▸ **TASK STATEMENT**
Copy each line below that contains "this".
****
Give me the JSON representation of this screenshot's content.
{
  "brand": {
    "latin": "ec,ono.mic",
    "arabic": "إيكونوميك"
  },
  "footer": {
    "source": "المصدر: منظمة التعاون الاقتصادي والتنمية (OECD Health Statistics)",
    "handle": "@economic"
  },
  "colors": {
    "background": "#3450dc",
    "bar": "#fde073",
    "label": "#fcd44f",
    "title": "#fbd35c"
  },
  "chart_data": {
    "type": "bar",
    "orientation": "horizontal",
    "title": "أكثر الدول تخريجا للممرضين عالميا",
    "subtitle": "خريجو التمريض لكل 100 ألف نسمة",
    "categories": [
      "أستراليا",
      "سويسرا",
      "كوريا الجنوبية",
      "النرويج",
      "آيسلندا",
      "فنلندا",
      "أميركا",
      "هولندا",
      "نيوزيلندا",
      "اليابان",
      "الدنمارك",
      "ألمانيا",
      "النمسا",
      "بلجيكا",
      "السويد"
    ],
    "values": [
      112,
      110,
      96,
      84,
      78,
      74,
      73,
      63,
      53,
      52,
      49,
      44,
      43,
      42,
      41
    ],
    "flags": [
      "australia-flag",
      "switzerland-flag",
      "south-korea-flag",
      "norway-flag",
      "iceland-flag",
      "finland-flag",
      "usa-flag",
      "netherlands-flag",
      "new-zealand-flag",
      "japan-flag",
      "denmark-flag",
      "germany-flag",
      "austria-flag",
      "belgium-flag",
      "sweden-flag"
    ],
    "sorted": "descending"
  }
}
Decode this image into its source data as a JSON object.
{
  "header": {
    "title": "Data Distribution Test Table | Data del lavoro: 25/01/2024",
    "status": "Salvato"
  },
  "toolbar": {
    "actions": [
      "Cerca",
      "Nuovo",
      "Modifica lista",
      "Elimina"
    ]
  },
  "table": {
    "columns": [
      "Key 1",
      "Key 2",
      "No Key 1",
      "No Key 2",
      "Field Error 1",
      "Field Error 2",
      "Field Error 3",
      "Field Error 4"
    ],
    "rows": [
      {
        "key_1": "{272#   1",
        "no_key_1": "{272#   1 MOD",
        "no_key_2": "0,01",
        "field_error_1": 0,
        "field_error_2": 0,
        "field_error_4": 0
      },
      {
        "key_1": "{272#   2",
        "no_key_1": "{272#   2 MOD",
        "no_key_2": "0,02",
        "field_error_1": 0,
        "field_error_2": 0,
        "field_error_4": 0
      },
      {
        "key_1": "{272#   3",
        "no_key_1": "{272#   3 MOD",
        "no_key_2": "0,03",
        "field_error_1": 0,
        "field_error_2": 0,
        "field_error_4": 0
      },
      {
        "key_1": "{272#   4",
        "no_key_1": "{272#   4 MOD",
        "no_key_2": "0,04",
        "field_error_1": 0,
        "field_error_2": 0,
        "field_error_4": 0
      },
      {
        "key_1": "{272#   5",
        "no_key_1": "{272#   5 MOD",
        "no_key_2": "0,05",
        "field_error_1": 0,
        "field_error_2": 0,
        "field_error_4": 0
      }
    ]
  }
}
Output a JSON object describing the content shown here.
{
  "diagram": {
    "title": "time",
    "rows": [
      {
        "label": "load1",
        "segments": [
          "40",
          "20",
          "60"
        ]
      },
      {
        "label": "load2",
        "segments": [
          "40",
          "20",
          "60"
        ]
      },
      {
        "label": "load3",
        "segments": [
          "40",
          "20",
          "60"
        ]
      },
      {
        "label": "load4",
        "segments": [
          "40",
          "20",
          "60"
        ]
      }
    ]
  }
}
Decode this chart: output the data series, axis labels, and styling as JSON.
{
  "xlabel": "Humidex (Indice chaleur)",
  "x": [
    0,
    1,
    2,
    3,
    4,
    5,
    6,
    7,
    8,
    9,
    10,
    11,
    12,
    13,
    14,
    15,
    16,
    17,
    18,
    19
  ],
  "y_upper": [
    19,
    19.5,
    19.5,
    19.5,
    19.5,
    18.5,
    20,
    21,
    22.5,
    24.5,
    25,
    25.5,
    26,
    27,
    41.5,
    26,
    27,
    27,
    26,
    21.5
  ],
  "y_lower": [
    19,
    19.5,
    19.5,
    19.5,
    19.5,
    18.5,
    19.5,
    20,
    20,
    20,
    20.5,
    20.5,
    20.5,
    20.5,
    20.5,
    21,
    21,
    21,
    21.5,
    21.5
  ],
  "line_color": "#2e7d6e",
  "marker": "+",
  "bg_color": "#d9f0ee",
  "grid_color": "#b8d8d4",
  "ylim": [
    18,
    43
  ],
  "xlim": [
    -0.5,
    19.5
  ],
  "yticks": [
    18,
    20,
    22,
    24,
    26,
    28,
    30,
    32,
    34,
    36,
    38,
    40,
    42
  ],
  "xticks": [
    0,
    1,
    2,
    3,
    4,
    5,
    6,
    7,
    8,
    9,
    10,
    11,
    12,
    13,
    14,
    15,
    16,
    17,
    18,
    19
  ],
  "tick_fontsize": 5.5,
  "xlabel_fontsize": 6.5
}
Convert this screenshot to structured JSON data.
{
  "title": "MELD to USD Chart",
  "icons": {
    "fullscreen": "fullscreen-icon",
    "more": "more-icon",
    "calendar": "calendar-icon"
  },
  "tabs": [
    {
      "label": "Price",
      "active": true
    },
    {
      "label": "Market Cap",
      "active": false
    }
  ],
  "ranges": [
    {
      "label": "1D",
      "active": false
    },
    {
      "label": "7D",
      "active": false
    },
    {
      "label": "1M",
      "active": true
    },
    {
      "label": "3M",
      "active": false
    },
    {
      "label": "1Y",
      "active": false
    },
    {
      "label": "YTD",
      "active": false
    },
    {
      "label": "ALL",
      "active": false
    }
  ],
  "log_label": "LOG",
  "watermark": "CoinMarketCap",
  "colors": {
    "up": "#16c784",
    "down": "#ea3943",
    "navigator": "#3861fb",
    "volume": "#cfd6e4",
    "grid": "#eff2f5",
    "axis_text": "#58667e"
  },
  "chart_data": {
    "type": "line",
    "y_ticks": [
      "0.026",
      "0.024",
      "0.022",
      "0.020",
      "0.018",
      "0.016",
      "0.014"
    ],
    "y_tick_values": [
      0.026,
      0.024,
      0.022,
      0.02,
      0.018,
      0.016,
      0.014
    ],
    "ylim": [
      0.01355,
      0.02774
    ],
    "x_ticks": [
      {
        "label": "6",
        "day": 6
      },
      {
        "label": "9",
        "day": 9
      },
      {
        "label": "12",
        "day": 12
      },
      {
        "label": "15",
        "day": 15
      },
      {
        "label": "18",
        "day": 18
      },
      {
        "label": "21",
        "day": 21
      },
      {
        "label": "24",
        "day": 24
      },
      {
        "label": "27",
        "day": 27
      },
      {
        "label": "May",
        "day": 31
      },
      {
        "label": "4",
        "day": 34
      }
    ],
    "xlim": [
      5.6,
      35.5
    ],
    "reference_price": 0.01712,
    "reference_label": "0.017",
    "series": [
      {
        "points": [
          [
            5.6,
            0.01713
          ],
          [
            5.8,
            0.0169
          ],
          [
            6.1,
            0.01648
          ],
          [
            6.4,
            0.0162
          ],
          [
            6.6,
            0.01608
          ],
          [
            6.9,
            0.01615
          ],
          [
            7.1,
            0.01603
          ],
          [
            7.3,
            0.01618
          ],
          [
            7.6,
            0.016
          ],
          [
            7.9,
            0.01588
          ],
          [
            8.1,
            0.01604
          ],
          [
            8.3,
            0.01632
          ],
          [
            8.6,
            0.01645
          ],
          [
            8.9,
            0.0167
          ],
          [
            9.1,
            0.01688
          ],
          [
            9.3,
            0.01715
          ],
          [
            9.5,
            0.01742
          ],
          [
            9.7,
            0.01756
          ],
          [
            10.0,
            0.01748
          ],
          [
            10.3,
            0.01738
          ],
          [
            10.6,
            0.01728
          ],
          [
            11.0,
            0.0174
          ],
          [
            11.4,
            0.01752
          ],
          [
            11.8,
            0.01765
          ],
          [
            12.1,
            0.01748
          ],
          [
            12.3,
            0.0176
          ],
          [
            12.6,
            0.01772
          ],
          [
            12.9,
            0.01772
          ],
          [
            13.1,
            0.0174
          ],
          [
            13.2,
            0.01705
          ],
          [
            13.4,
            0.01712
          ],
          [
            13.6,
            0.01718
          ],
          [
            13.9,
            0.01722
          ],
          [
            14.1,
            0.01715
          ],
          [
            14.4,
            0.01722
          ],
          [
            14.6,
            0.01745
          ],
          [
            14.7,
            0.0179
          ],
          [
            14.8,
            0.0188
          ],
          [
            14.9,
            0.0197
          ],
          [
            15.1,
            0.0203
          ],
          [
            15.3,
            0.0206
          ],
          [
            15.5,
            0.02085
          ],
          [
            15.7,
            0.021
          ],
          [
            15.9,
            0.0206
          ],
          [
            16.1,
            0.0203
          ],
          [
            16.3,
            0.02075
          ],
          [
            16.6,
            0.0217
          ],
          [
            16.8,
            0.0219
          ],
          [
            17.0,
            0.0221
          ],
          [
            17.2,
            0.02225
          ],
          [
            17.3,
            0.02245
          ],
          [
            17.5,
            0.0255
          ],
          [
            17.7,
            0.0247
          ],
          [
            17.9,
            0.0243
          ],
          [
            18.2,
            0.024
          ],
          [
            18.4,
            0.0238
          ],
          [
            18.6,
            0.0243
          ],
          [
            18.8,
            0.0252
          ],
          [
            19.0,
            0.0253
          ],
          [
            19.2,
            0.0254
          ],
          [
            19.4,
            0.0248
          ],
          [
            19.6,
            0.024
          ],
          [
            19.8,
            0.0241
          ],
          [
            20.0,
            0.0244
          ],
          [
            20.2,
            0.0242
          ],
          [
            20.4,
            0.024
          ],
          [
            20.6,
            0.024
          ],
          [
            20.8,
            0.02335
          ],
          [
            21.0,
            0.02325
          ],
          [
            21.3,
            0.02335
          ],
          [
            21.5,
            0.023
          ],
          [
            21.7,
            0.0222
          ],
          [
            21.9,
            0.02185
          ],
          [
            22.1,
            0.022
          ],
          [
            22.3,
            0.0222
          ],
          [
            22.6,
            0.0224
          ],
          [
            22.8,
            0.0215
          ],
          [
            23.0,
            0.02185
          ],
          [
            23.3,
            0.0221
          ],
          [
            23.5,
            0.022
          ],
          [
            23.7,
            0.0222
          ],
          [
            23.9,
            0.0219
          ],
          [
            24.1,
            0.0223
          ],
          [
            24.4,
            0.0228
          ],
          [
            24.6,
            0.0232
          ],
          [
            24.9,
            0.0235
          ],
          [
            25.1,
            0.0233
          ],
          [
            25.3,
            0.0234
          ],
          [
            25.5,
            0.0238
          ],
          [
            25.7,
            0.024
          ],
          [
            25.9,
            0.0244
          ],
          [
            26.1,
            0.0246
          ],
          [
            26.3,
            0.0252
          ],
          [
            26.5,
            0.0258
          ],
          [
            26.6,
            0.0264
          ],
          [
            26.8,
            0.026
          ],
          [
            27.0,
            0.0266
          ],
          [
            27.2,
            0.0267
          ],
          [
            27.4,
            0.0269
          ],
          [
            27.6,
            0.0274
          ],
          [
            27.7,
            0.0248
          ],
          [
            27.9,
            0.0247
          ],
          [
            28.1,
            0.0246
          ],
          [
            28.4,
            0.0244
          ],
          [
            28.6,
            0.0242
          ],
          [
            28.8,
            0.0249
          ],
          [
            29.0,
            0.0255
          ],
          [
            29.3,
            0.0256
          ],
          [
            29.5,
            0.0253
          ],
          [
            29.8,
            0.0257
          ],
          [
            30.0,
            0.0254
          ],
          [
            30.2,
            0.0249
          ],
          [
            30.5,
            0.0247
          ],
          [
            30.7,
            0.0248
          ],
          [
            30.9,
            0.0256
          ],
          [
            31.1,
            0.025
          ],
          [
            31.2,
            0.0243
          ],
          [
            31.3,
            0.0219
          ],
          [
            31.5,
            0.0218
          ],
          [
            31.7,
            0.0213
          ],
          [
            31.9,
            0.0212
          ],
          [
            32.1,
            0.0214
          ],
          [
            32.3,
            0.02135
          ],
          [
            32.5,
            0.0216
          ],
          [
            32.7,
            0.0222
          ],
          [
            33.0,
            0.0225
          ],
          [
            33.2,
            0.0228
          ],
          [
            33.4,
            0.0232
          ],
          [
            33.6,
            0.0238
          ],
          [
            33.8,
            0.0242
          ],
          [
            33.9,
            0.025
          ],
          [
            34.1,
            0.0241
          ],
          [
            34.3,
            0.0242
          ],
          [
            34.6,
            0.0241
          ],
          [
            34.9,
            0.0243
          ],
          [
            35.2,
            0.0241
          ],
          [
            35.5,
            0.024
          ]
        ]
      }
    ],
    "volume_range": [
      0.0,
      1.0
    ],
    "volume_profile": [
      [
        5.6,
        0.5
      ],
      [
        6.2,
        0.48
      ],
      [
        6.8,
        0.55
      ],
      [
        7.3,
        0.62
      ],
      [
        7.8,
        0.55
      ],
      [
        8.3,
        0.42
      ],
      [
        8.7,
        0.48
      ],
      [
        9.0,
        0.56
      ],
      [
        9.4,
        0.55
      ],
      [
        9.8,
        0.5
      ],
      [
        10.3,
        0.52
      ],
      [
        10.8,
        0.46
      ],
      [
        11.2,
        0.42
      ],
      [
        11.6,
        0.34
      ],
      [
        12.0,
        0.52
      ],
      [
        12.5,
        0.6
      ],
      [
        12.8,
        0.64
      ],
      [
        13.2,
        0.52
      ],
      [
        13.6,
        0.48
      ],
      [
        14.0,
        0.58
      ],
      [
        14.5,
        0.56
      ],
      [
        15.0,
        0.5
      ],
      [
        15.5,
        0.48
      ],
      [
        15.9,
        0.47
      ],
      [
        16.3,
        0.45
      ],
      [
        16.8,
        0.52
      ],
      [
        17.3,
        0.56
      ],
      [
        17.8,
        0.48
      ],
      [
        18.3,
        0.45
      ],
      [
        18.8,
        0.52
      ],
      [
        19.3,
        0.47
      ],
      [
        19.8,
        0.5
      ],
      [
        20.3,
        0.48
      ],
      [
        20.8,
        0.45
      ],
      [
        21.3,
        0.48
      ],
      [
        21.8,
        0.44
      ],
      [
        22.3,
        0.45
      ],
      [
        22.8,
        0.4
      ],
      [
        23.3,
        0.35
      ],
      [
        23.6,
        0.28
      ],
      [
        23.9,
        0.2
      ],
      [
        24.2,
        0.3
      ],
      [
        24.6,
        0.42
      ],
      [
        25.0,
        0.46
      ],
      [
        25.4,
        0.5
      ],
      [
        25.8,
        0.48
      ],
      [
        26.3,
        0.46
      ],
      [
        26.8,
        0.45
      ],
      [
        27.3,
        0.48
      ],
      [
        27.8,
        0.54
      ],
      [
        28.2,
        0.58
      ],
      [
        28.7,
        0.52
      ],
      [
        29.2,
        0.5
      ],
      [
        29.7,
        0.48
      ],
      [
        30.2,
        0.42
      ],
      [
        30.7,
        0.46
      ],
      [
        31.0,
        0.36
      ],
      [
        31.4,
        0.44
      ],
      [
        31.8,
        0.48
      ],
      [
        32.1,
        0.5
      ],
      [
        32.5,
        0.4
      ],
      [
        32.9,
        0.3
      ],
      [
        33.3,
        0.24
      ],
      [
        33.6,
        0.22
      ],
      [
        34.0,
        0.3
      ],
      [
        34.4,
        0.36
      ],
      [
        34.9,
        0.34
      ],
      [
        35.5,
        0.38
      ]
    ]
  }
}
****
▸ **WORKED SOLUTION**
Give me the JSON representation of this screenshot's content.
Decode this image into its source data as a JSON object.
Decode this chart: output the data series, axis labels, and styling as JSON.
Convert this screenshot to structured JSON data.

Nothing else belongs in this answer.